_PROMPT_: Please write out the material below exactly as given.

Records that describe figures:

━━━━━━━━

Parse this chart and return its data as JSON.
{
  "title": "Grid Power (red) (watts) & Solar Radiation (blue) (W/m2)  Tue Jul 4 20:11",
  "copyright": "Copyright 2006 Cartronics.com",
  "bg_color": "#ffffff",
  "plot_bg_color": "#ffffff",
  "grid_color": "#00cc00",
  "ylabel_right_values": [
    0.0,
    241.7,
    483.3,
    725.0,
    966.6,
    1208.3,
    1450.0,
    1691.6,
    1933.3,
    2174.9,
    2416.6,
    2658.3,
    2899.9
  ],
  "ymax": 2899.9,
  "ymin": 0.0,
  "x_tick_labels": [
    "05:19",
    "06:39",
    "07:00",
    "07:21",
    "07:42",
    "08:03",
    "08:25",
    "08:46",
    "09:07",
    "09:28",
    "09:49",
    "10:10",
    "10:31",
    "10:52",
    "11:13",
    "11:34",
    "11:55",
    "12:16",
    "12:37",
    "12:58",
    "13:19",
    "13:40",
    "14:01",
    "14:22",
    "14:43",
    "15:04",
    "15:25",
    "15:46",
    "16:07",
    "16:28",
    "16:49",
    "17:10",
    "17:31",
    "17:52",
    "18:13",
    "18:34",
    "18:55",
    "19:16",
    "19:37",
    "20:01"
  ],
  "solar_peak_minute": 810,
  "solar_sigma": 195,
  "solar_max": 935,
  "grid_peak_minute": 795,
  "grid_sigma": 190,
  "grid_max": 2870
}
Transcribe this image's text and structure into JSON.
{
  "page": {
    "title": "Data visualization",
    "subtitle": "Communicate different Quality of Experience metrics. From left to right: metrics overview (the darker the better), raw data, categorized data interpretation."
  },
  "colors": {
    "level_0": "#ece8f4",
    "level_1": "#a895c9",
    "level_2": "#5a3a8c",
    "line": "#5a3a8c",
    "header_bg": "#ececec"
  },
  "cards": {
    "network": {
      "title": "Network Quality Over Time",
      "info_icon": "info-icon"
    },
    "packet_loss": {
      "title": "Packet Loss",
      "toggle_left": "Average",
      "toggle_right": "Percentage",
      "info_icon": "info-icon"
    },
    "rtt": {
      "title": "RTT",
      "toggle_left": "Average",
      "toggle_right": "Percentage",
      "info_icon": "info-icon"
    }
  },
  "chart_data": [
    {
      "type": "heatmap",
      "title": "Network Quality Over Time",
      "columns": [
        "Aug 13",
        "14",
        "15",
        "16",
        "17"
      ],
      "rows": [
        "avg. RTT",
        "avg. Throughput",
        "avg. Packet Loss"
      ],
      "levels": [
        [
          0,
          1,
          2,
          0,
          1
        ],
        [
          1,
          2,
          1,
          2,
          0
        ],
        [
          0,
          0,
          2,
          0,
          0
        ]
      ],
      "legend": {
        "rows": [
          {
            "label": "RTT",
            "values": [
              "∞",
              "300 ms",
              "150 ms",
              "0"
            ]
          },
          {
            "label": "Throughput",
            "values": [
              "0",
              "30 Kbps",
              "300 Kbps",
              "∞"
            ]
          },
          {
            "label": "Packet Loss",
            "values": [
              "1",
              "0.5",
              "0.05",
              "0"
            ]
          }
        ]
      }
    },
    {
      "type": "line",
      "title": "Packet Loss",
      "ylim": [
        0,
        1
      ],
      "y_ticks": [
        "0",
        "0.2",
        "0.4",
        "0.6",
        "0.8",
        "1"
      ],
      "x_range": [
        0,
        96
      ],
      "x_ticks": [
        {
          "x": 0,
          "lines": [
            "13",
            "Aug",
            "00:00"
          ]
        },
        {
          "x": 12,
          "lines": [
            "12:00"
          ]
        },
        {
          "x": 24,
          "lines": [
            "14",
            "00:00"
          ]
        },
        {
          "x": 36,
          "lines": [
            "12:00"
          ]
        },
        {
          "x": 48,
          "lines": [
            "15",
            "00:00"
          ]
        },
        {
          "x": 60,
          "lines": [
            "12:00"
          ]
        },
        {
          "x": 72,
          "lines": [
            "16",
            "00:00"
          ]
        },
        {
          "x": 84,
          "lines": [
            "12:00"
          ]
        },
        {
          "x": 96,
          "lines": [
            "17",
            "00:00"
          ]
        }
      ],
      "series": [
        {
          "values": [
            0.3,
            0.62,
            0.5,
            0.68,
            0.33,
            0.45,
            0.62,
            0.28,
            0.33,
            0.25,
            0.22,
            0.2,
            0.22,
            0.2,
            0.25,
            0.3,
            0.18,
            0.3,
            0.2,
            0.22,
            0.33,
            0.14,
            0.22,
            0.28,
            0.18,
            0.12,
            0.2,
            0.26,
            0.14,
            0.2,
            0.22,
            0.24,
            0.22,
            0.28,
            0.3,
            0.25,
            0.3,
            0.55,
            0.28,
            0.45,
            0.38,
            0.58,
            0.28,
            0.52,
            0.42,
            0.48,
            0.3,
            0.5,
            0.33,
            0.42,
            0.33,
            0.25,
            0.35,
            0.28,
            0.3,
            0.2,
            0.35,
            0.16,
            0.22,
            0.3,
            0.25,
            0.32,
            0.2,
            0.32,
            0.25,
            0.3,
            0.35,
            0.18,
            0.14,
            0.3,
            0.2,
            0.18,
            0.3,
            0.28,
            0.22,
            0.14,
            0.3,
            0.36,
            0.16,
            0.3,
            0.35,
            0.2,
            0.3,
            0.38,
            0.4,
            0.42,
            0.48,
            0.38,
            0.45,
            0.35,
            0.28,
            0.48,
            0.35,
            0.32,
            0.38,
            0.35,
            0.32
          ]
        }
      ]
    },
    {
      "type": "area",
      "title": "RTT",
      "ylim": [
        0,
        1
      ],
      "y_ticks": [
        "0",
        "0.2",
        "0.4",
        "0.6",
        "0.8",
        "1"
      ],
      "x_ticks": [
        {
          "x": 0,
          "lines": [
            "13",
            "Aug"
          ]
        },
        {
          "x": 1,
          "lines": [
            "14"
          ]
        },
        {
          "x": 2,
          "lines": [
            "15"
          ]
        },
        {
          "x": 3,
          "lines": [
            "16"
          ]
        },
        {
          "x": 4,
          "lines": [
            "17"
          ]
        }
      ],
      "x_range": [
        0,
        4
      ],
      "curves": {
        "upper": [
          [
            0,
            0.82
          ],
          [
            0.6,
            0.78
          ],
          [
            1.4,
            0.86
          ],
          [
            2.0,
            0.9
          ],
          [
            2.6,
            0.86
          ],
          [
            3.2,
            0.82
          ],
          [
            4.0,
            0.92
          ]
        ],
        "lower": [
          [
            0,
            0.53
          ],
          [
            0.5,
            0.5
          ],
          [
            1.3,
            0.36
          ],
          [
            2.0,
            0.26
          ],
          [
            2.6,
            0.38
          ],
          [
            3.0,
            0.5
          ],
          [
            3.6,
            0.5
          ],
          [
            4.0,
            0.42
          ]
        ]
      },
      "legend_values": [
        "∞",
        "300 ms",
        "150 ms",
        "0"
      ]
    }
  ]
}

━━━━━━━━

_COMPLETED EXERCISE_:
Parse this chart and return its data as JSON.
{
  "title": "Grid Power (red) (watts) & Solar Radiation (blue) (W/m2)  Tue Jul 4 20:11",
  "copyright": "Copyright 2006 Cartronics.com",
  "bg_color": "#ffffff",
  "plot_bg_color": "#ffffff",
  "grid_color": "#00cc00",
  "ylabel_right_values": [
    0.0,
    241.7,
    483.3,
    725.0,
    966.6,
    1208.3,
    1450.0,
    1691.6,
    1933.3,
    2174.9,
    2416.6,
    2658.3,
    2899.9
  ],
  "ymax": 2899.9,
  "ymin": 0.0,
  "x_tick_labels": [
    "05:19",
    "06:39",
    "07:00",
    "07:21",
    "07:42",
    "08:03",
    "08:25",
    "08:46",
    "09:07",
    "09:28",
    "09:49",
    "10:10",
    "10:31",
    "10:52",
    "11:13",
    "11:34",
    "11:55",
    "12:16",
    "12:37",
    "12:58",
    "13:19",
    "13:40",
    "14:01",
    "14:22",
    "14:43",
    "15:04",
    "15:25",
    "15:46",
    "16:07",
    "16:28",
    "16:49",
    "17:10",
    "17:31",
    "17:52",
    "18:13",
    "18:34",
    "18:55",
    "19:16",
    "19:37",
    "20:01"
  ],
  "solar_peak_minute": 810,
  "solar_sigma": 195,
  "solar_max": 935,
  "grid_peak_minute": 795,
  "grid_sigma": 190,
  "grid_max": 2870
}
Transcribe this image's text and structure into JSON.
{
  "page": {
    "title": "Data visualization",
    "subtitle": "Communicate different Quality of Experience metrics. From left to right: metrics overview (the darker the better), raw data, categorized data interpretation."
  },
  "colors": {
    "level_0": "#ece8f4",
    "level_1": "#a895c9",
    "level_2": "#5a3a8c",
    "line": "#5a3a8c",
    "header_bg": "#ececec"
  },
  "cards": {
    "network": {
      "title": "Network Quality Over Time",
      "info_icon": "info-icon"
    },
    "packet_loss": {
      "title": "Packet Loss",
      "toggle_left": "Average",
      "toggle_right": "Percentage",
      "info_icon": "info-icon"
    },
    "rtt": {
      "title": "RTT",
      "toggle_left": "Average",
      "toggle_right": "Percentage",
      "info_icon": "info-icon"
    }
  },
  "chart_data": [
    {
      "type": "heatmap",
      "title": "Network Quality Over Time",
      "columns": [
        "Aug 13",
        "14",
        "15",
        "16",
        "17"
      ],
      "rows": [
        "avg. RTT",
        "avg. Throughput",
        "avg. Packet Loss"
      ],
      "levels": [
        [
          0,
          1,
          2,
          0,
          1
        ],
        [
          1,
          2,
          1,
          2,
          0
        ],
        [
          0,
          0,
          2,
          0,
          0
        ]
      ],
      "legend": {
        "rows": [
          {
            "label": "RTT",
            "values": [
              "∞",
              "300 ms",
              "150 ms",
              "0"
            ]
          },
          {
            "label": "Throughput",
            "values": [
              "0",
              "30 Kbps",
              "300 Kbps",
              "∞"
            ]
          },
          {
            "label": "Packet Loss",
            "values": [
              "1",
              "0.5",
              "0.05",
              "0"
            ]
          }
        ]
      }
    },
    {
      "type": "line",
      "title": "Packet Loss",
      "ylim": [
        0,
        1
      ],
      "y_ticks": [
        "0",
        "0.2",
        "0.4",
        "0.6",
        "0.8",
        "1"
      ],
      "x_range": [
        0,
        96
      ],
      "x_ticks": [
        {
          "x": 0,
          "lines": [
            "13",
            "Aug",
            "00:00"
          ]
        },
        {
          "x": 12,
          "lines": [
            "12:00"
          ]
        },
        {
          "x": 24,
          "lines": [
            "14",
            "00:00"
          ]
        },
        {
          "x": 36,
          "lines": [
            "12:00"
          ]
        },
        {
          "x": 48,
          "lines": [
            "15",
            "00:00"
          ]
        },
        {
          "x": 60,
          "lines": [
            "12:00"
          ]
        },
        {
          "x": 72,
          "lines": [
            "16",
            "00:00"
          ]
        },
        {
          "x": 84,
          "lines": [
            "12:00"
          ]
        },
        {
          "x": 96,
          "lines": [
            "17",
            "00:00"
          ]
        }
      ],
      "series": [
        {
          "values": [
            0.3,
            0.62,
            0.5,
            0.68,
            0.33,
            0.45,
            0.62,
            0.28,
            0.33,
            0.25,
            0.22,
            0.2,
            0.22,
            0.2,
            0.25,
            0.3,
            0.18,
            0.3,
            0.2,
            0.22,
            0.33,
            0.14,
            0.22,
            0.28,
            0.18,
            0.12,
            0.2,
            0.26,
            0.14,
            0.2,
            0.22,
            0.24,
            0.22,
            0.28,
            0.3,
            0.25,
            0.3,
            0.55,
            0.28,
            0.45,
            0.38,
            0.58,
            0.28,
            0.52,
            0.42,
            0.48,
            0.3,
            0.5,
            0.33,
            0.42,
            0.33,
            0.25,
            0.35,
            0.28,
            0.3,
            0.2,
            0.35,
            0.16,
            0.22,
            0.3,
            0.25,
            0.32,
            0.2,
            0.32,
            0.25,
            0.3,
            0.35,
            0.18,
            0.14,
            0.3,
            0.2,
            0.18,
            0.3,
            0.28,
            0.22,
            0.14,
            0.3,
            0.36,
            0.16,
            0.3,
            0.35,
            0.2,
            0.3,
            0.38,
            0.4,
            0.42,
            0.48,
            0.38,
            0.45,
            0.35,
            0.28,
            0.48,
            0.35,
            0.32,
            0.38,
            0.35,
            0.32
          ]
        }
      ]
    },
    {
      "type": "area",
      "title": "RTT",
      "ylim": [
        0,
        1
      ],
      "y_ticks": [
        "0",
        "0.2",
        "0.4",
        "0.6",
        "0.8",
        "1"
      ],
      "x_ticks": [
        {
          "x": 0,
          "lines": [
            "13",
            "Aug"
          ]
        },
        {
          "x": 1,
          "lines": [
            "14"
          ]
        },
        {
          "x": 2,
          "lines": [
            "15"
          ]
        },
        {
          "x": 3,
          "lines": [
            "16"
          ]
        },
        {
          "x": 4,
          "lines": [
            "17"
          ]
        }
      ],
      "x_range": [
        0,
        4
      ],
      "curves": {
        "upper": [
          [
            0,
            0.82
          ],
          [
            0.6,
            0.78
          ],
          [
            1.4,
            0.86
          ],
          [
            2.0,
            0.9
          ],
          [
            2.6,
            0.86
          ],
          [
            3.2,
            0.82
          ],
          [
            4.0,
            0.92
          ]
        ],
        "lower": [
          [
            0,
            0.53
          ],
          [
            0.5,
            0.5
          ],
          [
            1.3,
            0.36
          ],
          [
            2.0,
            0.26
          ],
          [
            2.6,
            0.38
          ],
          [
            3.0,
            0.5
          ],
          [
            3.6,
            0.5
          ],
          [
            4.0,
            0.42
          ]
        ]
      },
      "legend_values": [
        "∞",
        "300 ms",
        "150 ms",
        "0"
      ]
    }
  ]
}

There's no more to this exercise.